SELECTION |
☆ ☆ ☆

A cart de visite shows a young Albert Penn around the time he left home at the early age of 12. Four years later, at the age of 16, Penn arrived in Madras in 1864, where he was employed at the Nicholas Brothers’ photography concern. “My belief is he went to London and found work in a photographic studio, and so when he arrived in Madras, he was already a qualified photographer,” says Christopher. In 1865, he left for Ooty, and in 1875 Penn acquired the business from the Nicholas Brothers. Records from St. Stephen’s Church in Ooty show that A.T.W Penn and Zillie Eagan were married in 1870. In 1876, Penn purchased Cranley Cottage for a sum of Rs. 3,750 with mortgage. An 1878 photograph taken in a London studio shows A.T.W Penn with a full beard. “He had gone to England to introduce his wife to his family and update himself on the latest photographic techniques,” says Christopher.

Penn had an extraordinary ability to create a sense of movement within the space of a still photograph. His titles were equally captivating. The Public Shave is a portrait of street barbers and Bheestie, a water carrier with his cow. Penn’s photographs of Kurumbas and Todas capture tribal people living with great dignity despite their sparse resources. “He was a marvellous artiste,” says Christopher. Unlike the standard portraiture of dancers performing pretty hand gestures, Penn’s are atypical documents of real life. His ‘Dancing Girls’ are sullen, collapsed tiredly in a heap. His own portrait with Misquith (who started Misquith & Co in Madras in 1842, now Musee Musical) is purposely casual, Penn with one shoe off.

In the lecture hosted by INTACH, Christopher noted that photographers in the 19th Century were deeply concerned with the documentation of rapidly-diminishing forms of culture and ways of life. From his extensive research since 2002, Christopher has produced three books; the most recent in 2014, published by Quaritch — The Nicholas Brothers & A.T.W Penn: Photographers of South India 1855-1885 . A.T.W Penn’s daring and dedication is matched by Christopher’s ardent research and storytelling, with leaps of imagination that complete missing gaps. Plugging away from 2002 to 2006 at the British Library in London, Christopher read rolls of microfilm collating information on Penn. He bought every album and print related to Penn he could lay his hands on, reconstructing a past entirely through clues left behind.

Are there things we will never find out? Christopher knows Zillie Eagan’s father fought in the Crimean war, but not where she is from. An album in their family titled ‘To Harold with love from home’ shows Penn’s enduring love for his runaway son, who was Christopher’s grandfather, whom he never met. Many of these are fascinating puzzles.

A.T.W. Penn retired briefly in England, where he affectionately named his home The Mund. He returned to India, spending his last years in Coonoor, where he died in November 1924. He was buried in Tiger Hill Cemetery.

This visit, Christopher planted a tree in his memory. A.T.W. Penn sold his photographs to make a living, but never sacrificed his principles.

He believed in the power of photography over reports, for instance to show the severity of the famine in South India in 1875. While there may be uncertainties in tracing historical facts, the most definitive relationships are revealed in A.T.W Penn’s images, between people, events and the land. The journey to trace a personal history has led Christopher Penn to find us greater histories of South India.

☆ ☆ ☆

DATA |
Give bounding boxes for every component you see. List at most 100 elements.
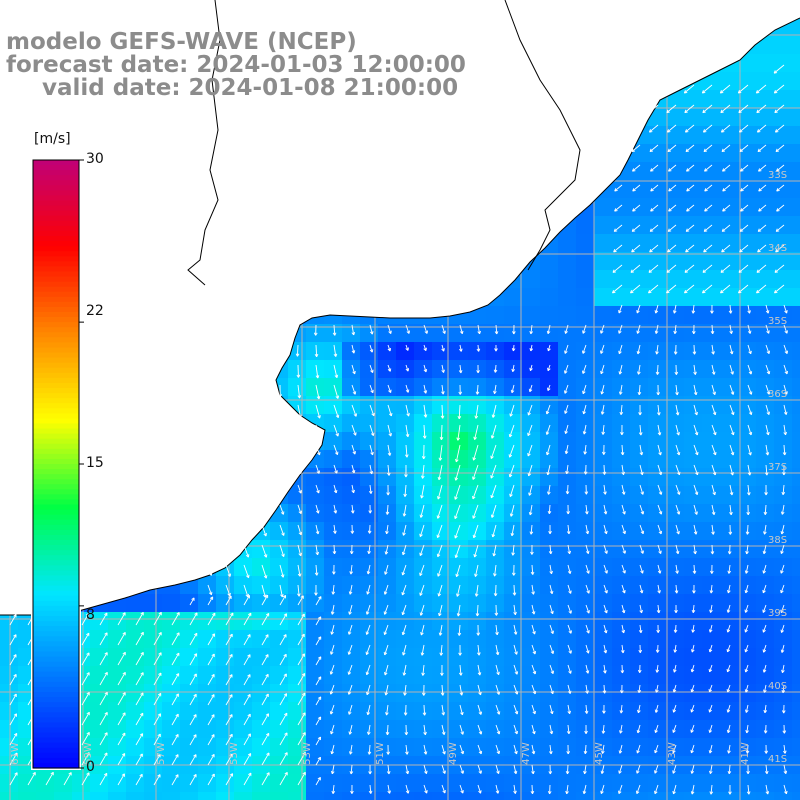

☆ ☆ ☆

EXERCISE TASK |
Answer these questions using the text about A.T.W. Penn:
(a) In what year did Penn buy Cranley Cottage, and for what sum?
(b) What does Penn's photograph titled Bheestie show?
(c) In which cemetery was Penn buried?

SOLUTION BELOW |
(a) He bought it in 1876 for Rs. 3,750, with a mortgage.
(b) It shows a water carrier with his cow.
(c) He was buried in Tiger Hill Cemetery.